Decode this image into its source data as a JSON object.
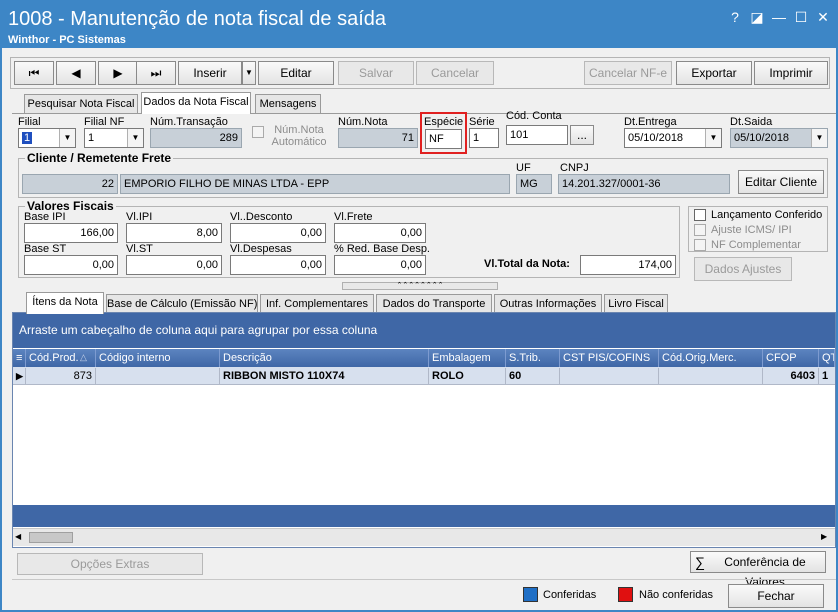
{
  "window": {
    "title": "1008 - Manutenção de nota fiscal de saída",
    "subtitle": "Winthor - PC Sistemas",
    "help": "?",
    "restore": "◪",
    "minimize": "—",
    "maximize": "☐",
    "close": "✕"
  },
  "toolbar": {
    "first": "⏮",
    "prev": "◀",
    "next": "▶",
    "last": "⏭",
    "inserir": "Inserir",
    "editar": "Editar",
    "salvar": "Salvar",
    "cancelar": "Cancelar",
    "cancelar_nfe": "Cancelar NF-e",
    "exportar": "Exportar",
    "imprimir": "Imprimir"
  },
  "tabs": [
    "Pesquisar Nota Fiscal",
    "Dados da Nota Fiscal",
    "Mensagens"
  ],
  "form": {
    "filial_label": "Filial",
    "filial_value": "1",
    "filial_nf_label": "Filial NF",
    "filial_nf_value": "1",
    "num_transacao_label": "Núm.Transação",
    "num_transacao_value": "289",
    "num_nota_auto_label": "Núm.Nota Automático",
    "num_nota_label": "Núm.Nota",
    "num_nota_value": "71",
    "especie_label": "Espécie",
    "especie_value": "NF",
    "serie_label": "Série",
    "serie_value": "1",
    "cod_conta_label": "Cód. Conta",
    "cod_conta_value": "101",
    "cod_conta_btn": "...",
    "dt_entrega_label": "Dt.Entrega",
    "dt_entrega_value": "05/10/2018",
    "dt_saida_label": "Dt.Saida",
    "dt_saida_value": "05/10/2018"
  },
  "cliente": {
    "group_title": "Cliente / Remetente Frete",
    "code": "22",
    "name": "EMPORIO FILHO DE MINAS LTDA - EPP",
    "uf_label": "UF",
    "uf_value": "MG",
    "cnpj_label": "CNPJ",
    "cnpj_value": "14.201.327/0001-36",
    "editar_btn": "Editar Cliente"
  },
  "fiscais": {
    "group_title": "Valores Fiscais",
    "base_ipi_label": "Base IPI",
    "base_ipi": "166,00",
    "vl_ipi_label": "Vl.IPI",
    "vl_ipi": "8,00",
    "vl_desconto_label": "Vl..Desconto",
    "vl_desconto": "0,00",
    "vl_frete_label": "Vl.Frete",
    "vl_frete": "0,00",
    "base_st_label": "Base ST",
    "base_st": "0,00",
    "vl_st_label": "Vl.ST",
    "vl_st": "0,00",
    "vl_despesas_label": "Vl.Despesas",
    "vl_despesas": "0,00",
    "red_base_label": "% Red. Base Desp.",
    "red_base": "0,00",
    "total_label": "Vl.Total da Nota:",
    "total": "174,00"
  },
  "checks": {
    "lancamento": "Lançamento Conferido",
    "ajuste": "Ajuste ICMS/ IPI",
    "nf_compl": "NF Complementar",
    "dados_ajustes": "Dados Ajustes"
  },
  "inner_tabs": [
    "Ítens da Nota",
    "Base de Cálculo (Emissão NF)",
    "Inf. Complementares",
    "Dados do Transporte",
    "Outras Informações",
    "Livro Fiscal"
  ],
  "grid": {
    "group_hint": "Arraste um cabeçalho de coluna aqui para agrupar por essa coluna",
    "columns": [
      "Cód.Prod.",
      "Código interno",
      "Descrição",
      "Embalagem",
      "S.Trib.",
      "CST PIS/COFINS",
      "Cód.Orig.Merc.",
      "CFOP",
      "QT"
    ],
    "rows": [
      [
        "873",
        "",
        "RIBBON MISTO 110X74",
        "ROLO",
        "60",
        "",
        "",
        "6403",
        "1"
      ]
    ]
  },
  "bottom": {
    "opcoes": "Opções Extras",
    "conferencia": "Conferência de Valores",
    "legend_conferidas": "Conferidas",
    "legend_nao": "Não conferidas",
    "fechar": "Fechar",
    "sigma": "∑"
  },
  "colors": {
    "title_bar": "#3d86c6",
    "grid_header": "#4a70b0",
    "highlight": "#e02020",
    "conferidas": "#1f6fc6",
    "nao_conferidas": "#e01010"
  }
}
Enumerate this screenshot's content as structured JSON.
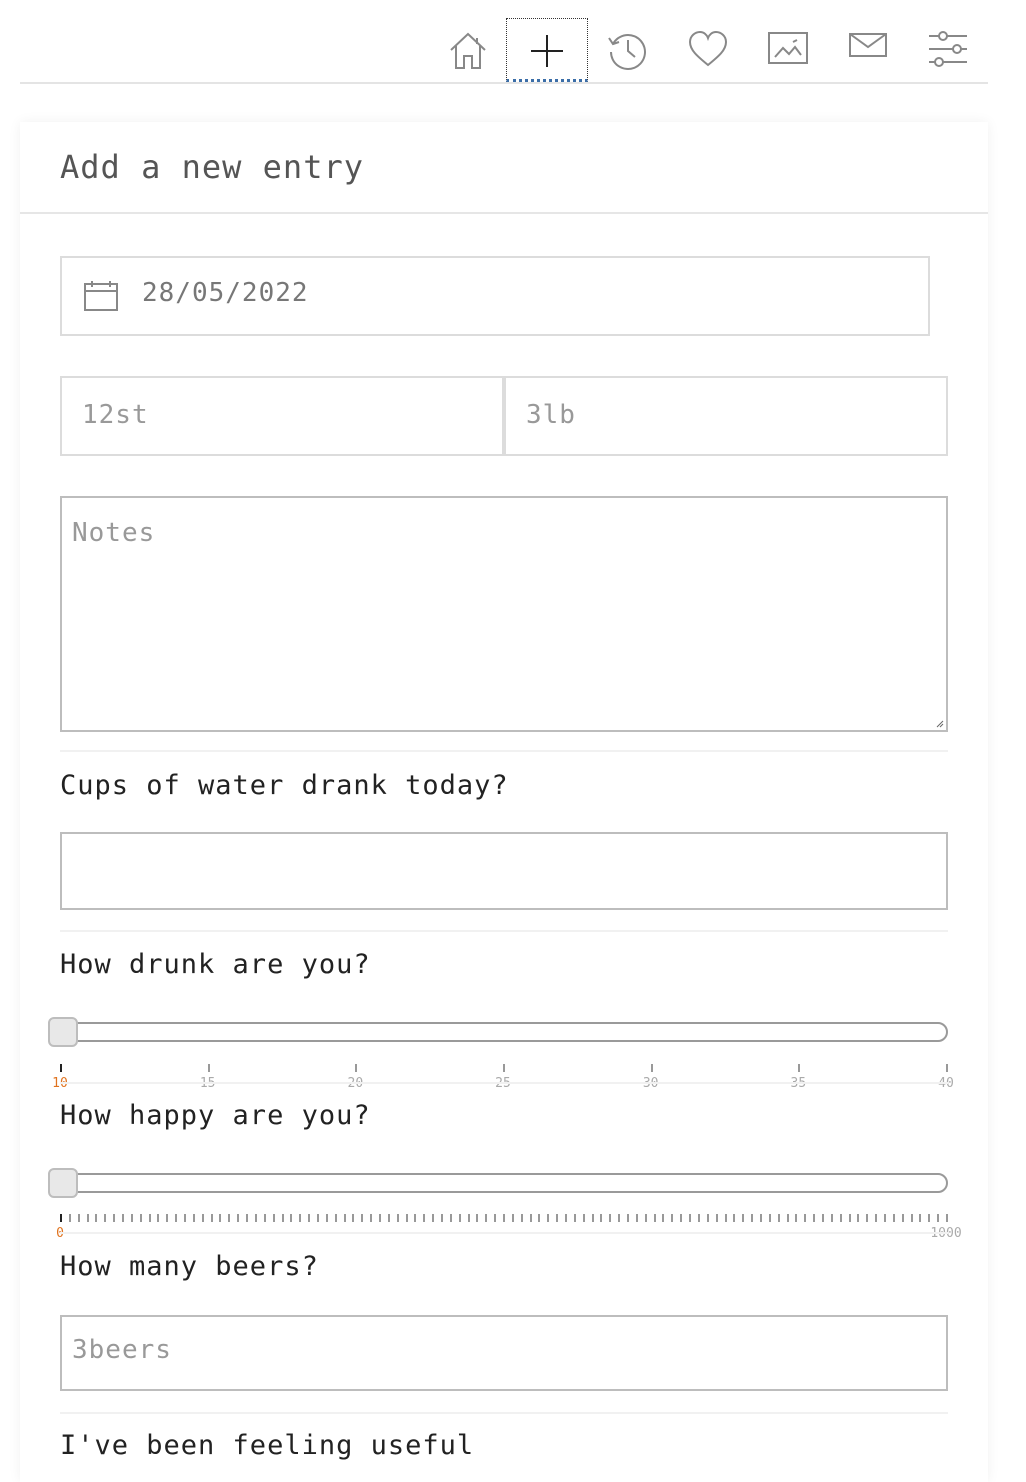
{
  "nav": {
    "items": [
      {
        "name": "home",
        "icon": "home-icon"
      },
      {
        "name": "add-entry",
        "icon": "plus-icon",
        "active": true
      },
      {
        "name": "history",
        "icon": "history-icon"
      },
      {
        "name": "favourites",
        "icon": "heart-icon"
      },
      {
        "name": "gallery",
        "icon": "image-icon"
      },
      {
        "name": "messages",
        "icon": "mail-icon"
      },
      {
        "name": "settings",
        "icon": "sliders-icon"
      }
    ]
  },
  "card": {
    "title": "Add a new entry"
  },
  "form": {
    "date_value": "28/05/2022",
    "stones_placeholder": "12st",
    "pounds_placeholder": "3lb",
    "notes_placeholder": "Notes",
    "water_question": "Cups of water drank today?",
    "water_value": "",
    "drunk_question": "How drunk are you?",
    "drunk_slider": {
      "min": 10,
      "max": 40,
      "value": 10,
      "tick_labels": [
        "10",
        "15",
        "20",
        "25",
        "30",
        "35",
        "40"
      ]
    },
    "happy_question": "How happy are you?",
    "happy_slider": {
      "min": 0,
      "max": 1000,
      "value": 0,
      "tick_labels": [
        "0",
        "1000"
      ]
    },
    "beers_question": "How many beers?",
    "beers_placeholder": "3beers",
    "useful_question": "I've been feeling useful"
  },
  "colors": {
    "accent": "#3b6ea8",
    "tick_highlight": "#e0731f",
    "border": "#bdbdbd"
  }
}
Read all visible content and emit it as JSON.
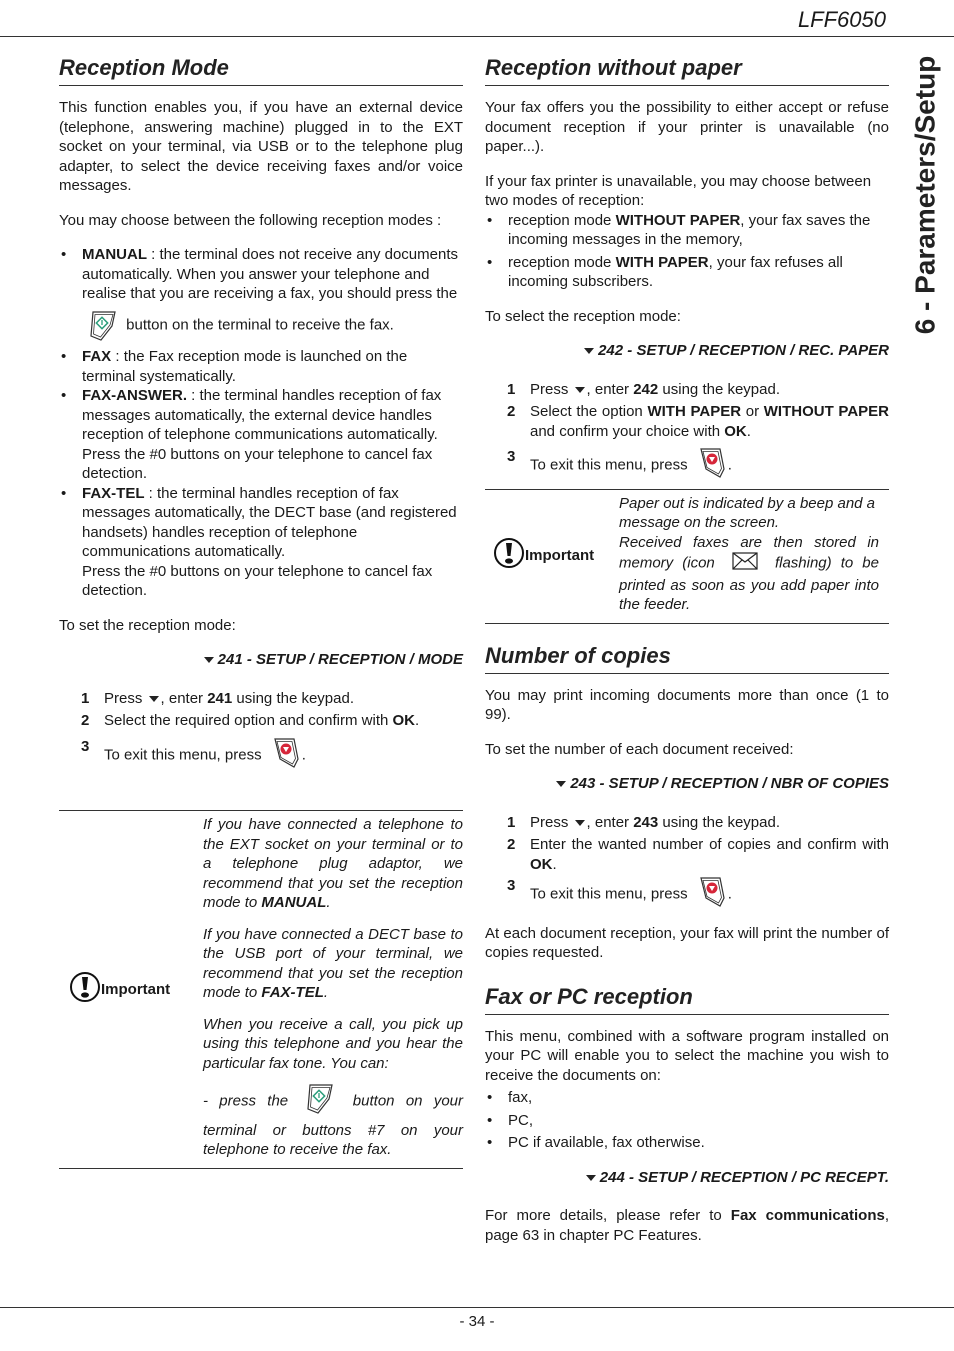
{
  "header": {
    "model": "LFF6050",
    "chapter_tab": "6 - Parameters/Setup"
  },
  "footer": {
    "page_number": "- 34 -"
  },
  "left": {
    "title": "Reception Mode",
    "intro": "This function enables you, if you have an external device (telephone, answering machine) plugged in to the EXT socket on your terminal, via USB or to the telephone plug adapter, to select the device receiving faxes and/or voice messages.",
    "choose": "You may choose between the following reception modes :",
    "modes": [
      {
        "name": "MANUAL",
        "text_a": " : the terminal does not receive any documents automatically. When you answer your telephone and realise that you are receiving a fax, you should press the",
        "text_b": " button on the terminal to receive the fax."
      },
      {
        "name": "FAX",
        "text": " : the Fax reception mode is launched on the terminal systematically."
      },
      {
        "name": "FAX-ANSWER.",
        "text": " : the terminal handles reception of fax messages automatically, the external device handles reception of telephone communications automatically. Press the #0 buttons on your telephone to cancel fax detection."
      },
      {
        "name": "FAX-TEL",
        "text": " : the terminal handles reception of fax messages automatically, the DECT base (and registered handsets) handles reception of telephone communications automatically.",
        "text2": "Press the #0 buttons on your telephone to cancel fax detection."
      }
    ],
    "set_mode": "To set the reception mode:",
    "menu_path": "241 - SETUP / RECEPTION / MODE",
    "steps": [
      {
        "n": "1",
        "a": "Press",
        "b": ", enter ",
        "bold": "241",
        "c": " using the keypad."
      },
      {
        "n": "2",
        "a": "Select the required option and confirm with ",
        "bold": "OK",
        "c": "."
      },
      {
        "n": "3",
        "a": "To exit this menu, press",
        "c": "."
      }
    ],
    "important": {
      "label": "Important",
      "p1_a": "If you have connected a telephone to the EXT socket on your terminal or to a telephone plug adaptor, we recommend that you set the reception mode to ",
      "p1_bold": "MANUAL",
      "p2_a": "If you have connected a DECT base to the USB port of your terminal, we recommend that you set the reception mode to ",
      "p2_bold": "FAX-TEL",
      "p3": "When you receive a call, you pick up using this telephone and you hear the particular fax tone. You can:",
      "p4_a": "- press the",
      "p4_b": " button on your terminal or buttons #7 on your telephone to receive the fax."
    }
  },
  "right": {
    "s1": {
      "title": "Reception without paper",
      "intro": "Your fax offers you the possibility to either accept or refuse document reception if your printer is unavailable (no paper...).",
      "choose": "If your fax printer is unavailable, you may choose between two modes of reception:",
      "opts": [
        {
          "a": "reception mode ",
          "bold": "WITHOUT PAPER",
          "c": ", your fax saves the incoming messages in the memory,"
        },
        {
          "a": "reception mode ",
          "bold": "WITH PAPER",
          "c": ", your fax refuses all incoming subscribers."
        }
      ],
      "select": "To select the reception mode:",
      "menu_path": "242 - SETUP / RECEPTION / REC. PAPER",
      "steps": [
        {
          "n": "1",
          "a": "Press",
          "b": ", enter ",
          "bold": "242",
          "c": " using the keypad."
        },
        {
          "n": "2",
          "a": "Select the option ",
          "bold1": "WITH PAPER",
          "mid": " or ",
          "bold2": "WITHOUT PAPER",
          "c1": " and confirm your choice with ",
          "bold3": "OK",
          "c": "."
        },
        {
          "n": "3",
          "a": "To exit this menu, press",
          "c": "."
        }
      ],
      "important": {
        "label": "Important",
        "l1": "Paper out is indicated by a beep and a message on the screen.",
        "l2_a": "Received faxes are then stored in memory (icon",
        "l2_b": " flashing) to be printed as soon as you add paper into the feeder."
      }
    },
    "s2": {
      "title": "Number of copies",
      "intro": "You may print incoming documents more than once (1 to 99).",
      "set": "To set the number of each document received:",
      "menu_path": "243 - SETUP / RECEPTION / NBR OF COPIES",
      "steps": [
        {
          "n": "1",
          "a": "Press",
          "b": ", enter ",
          "bold": "243",
          "c": " using the keypad."
        },
        {
          "n": "2",
          "a": "Enter the wanted number of copies and confirm with ",
          "bold": "OK",
          "c": "."
        },
        {
          "n": "3",
          "a": "To exit this menu, press",
          "c": "."
        }
      ],
      "outro": "At each document reception, your fax will print the number of copies requested."
    },
    "s3": {
      "title": "Fax or PC reception",
      "intro": "This menu, combined with a software program installed on your PC will enable you to select the machine you wish to receive the documents on:",
      "opts": [
        "fax,",
        "PC,",
        "PC if available, fax otherwise."
      ],
      "menu_path": "244 - SETUP / RECEPTION / PC RECEPT.",
      "ref_a": "For more details, please refer to ",
      "ref_bold": "Fax communications",
      "ref_c": ", page 63 in chapter PC Features."
    }
  },
  "colors": {
    "start_icon": "#2a9d7a",
    "stop_icon": "#d6263a",
    "text": "#1a1a1a"
  }
}
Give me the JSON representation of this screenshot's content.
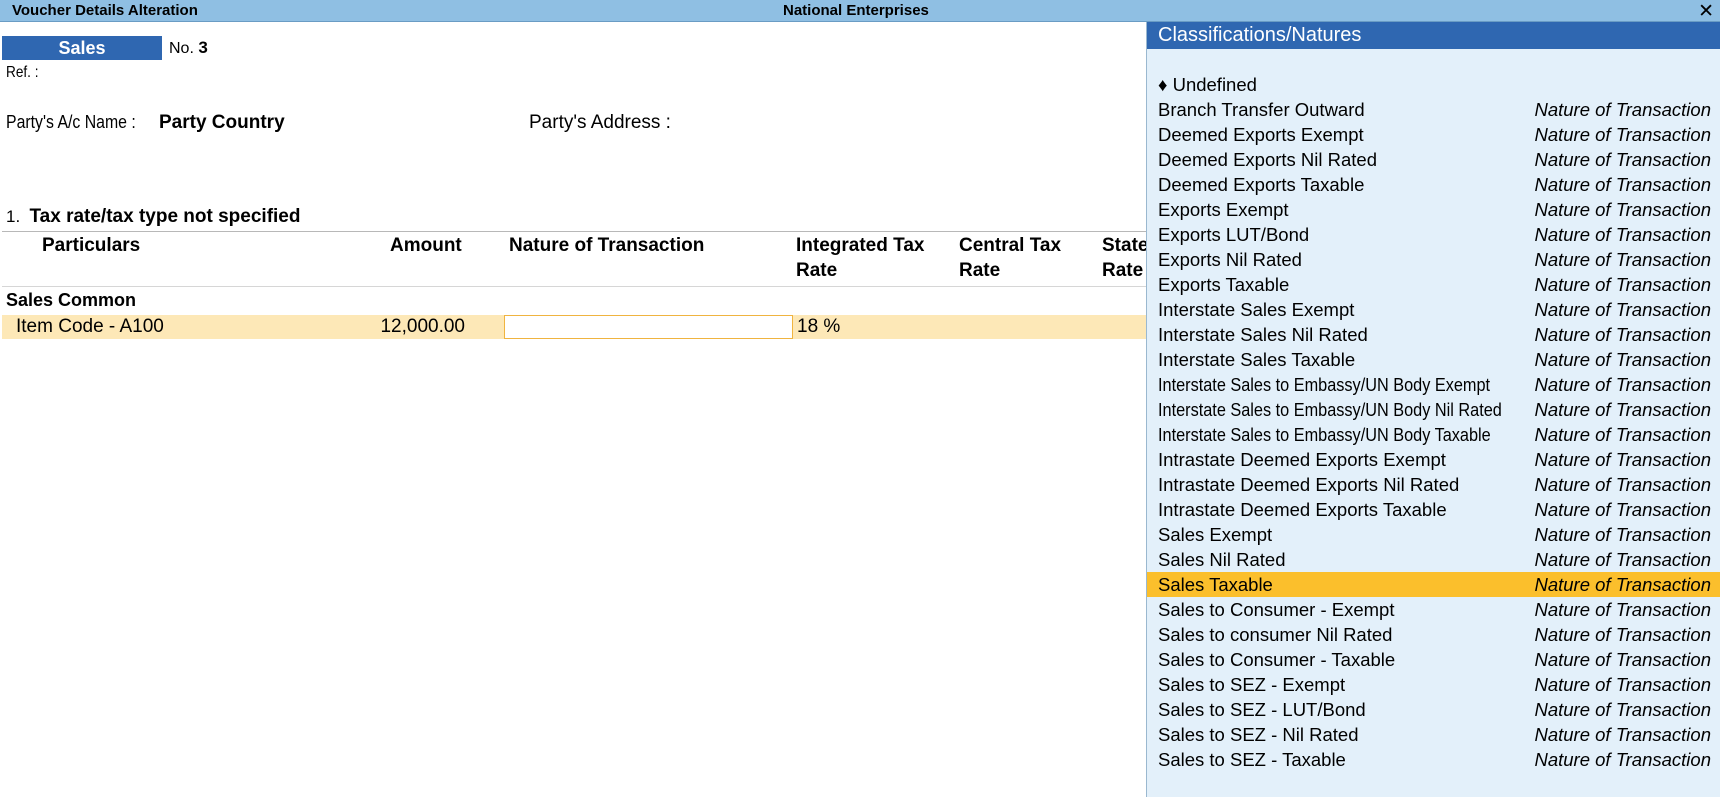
{
  "titlebar": {
    "screen_title": "Voucher Details Alteration",
    "company": "National Enterprises",
    "close_glyph": "✕"
  },
  "voucher": {
    "type": "Sales",
    "number_label": "No.",
    "number": "3",
    "ref_label": "Ref. :",
    "party_label": "Party's A/c Name :",
    "party_value": "Party Country",
    "address_label": "Party's Address  :"
  },
  "section": {
    "number": "1.",
    "title": "Tax rate/tax type not specified"
  },
  "table": {
    "headers": {
      "particulars": "Particulars",
      "amount": "Amount",
      "nature": "Nature of Transaction",
      "igst_line1": "Integrated Tax",
      "igst_line2": "Rate",
      "cgst_line1": "Central Tax",
      "cgst_line2": "Rate",
      "sgst_line1": "State",
      "sgst_line2": "Rate"
    },
    "group": "Sales Common",
    "rows": [
      {
        "item": "Item Code - A100",
        "amount": "12,000.00",
        "nature": "",
        "igst_rate": "18 %"
      }
    ]
  },
  "panel": {
    "title": "Classifications/Natures",
    "undefined_label": "♦ Undefined",
    "type_label": "Nature of Transaction",
    "selected_index": 20,
    "items": [
      "Branch Transfer Outward",
      "Deemed Exports Exempt",
      "Deemed Exports Nil Rated",
      "Deemed Exports Taxable",
      "Exports Exempt",
      "Exports LUT/Bond",
      "Exports Nil Rated",
      "Exports Taxable",
      "Interstate Sales Exempt",
      "Interstate Sales Nil Rated",
      "Interstate Sales Taxable",
      "Interstate Sales to Embassy/UN Body Exempt",
      "Interstate Sales to Embassy/UN Body Nil Rated",
      "Interstate Sales to Embassy/UN Body Taxable",
      "Intrastate Deemed Exports Exempt",
      "Intrastate Deemed Exports Nil Rated",
      "Intrastate Deemed Exports Taxable",
      "Sales Exempt",
      "Sales Nil Rated",
      "Sales Taxable",
      "Sales to Consumer - Exempt",
      "Sales to consumer Nil Rated",
      "Sales to Consumer - Taxable",
      "Sales to SEZ - Exempt",
      "Sales to SEZ - LUT/Bond",
      "Sales to SEZ - Nil Rated",
      "Sales to SEZ - Taxable"
    ]
  },
  "colors": {
    "titlebar": "#8fbfe3",
    "accent_blue": "#2f67b1",
    "row_highlight": "#fde8b7",
    "selection": "#fbbf2c",
    "panel_bg": "#e3f0fa"
  }
}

◇ ◇ ◇ ◇ ◇

» TASK STATEMENT: Copy every line above that holds the word "Embassy".

» WRITTEN REPLY:
      "Interstate Sales to Embassy/UN Body Exempt",
      "Interstate Sales to Embassy/UN Body Nil Rated",
      "Interstate Sales to Embassy/UN Body Taxable",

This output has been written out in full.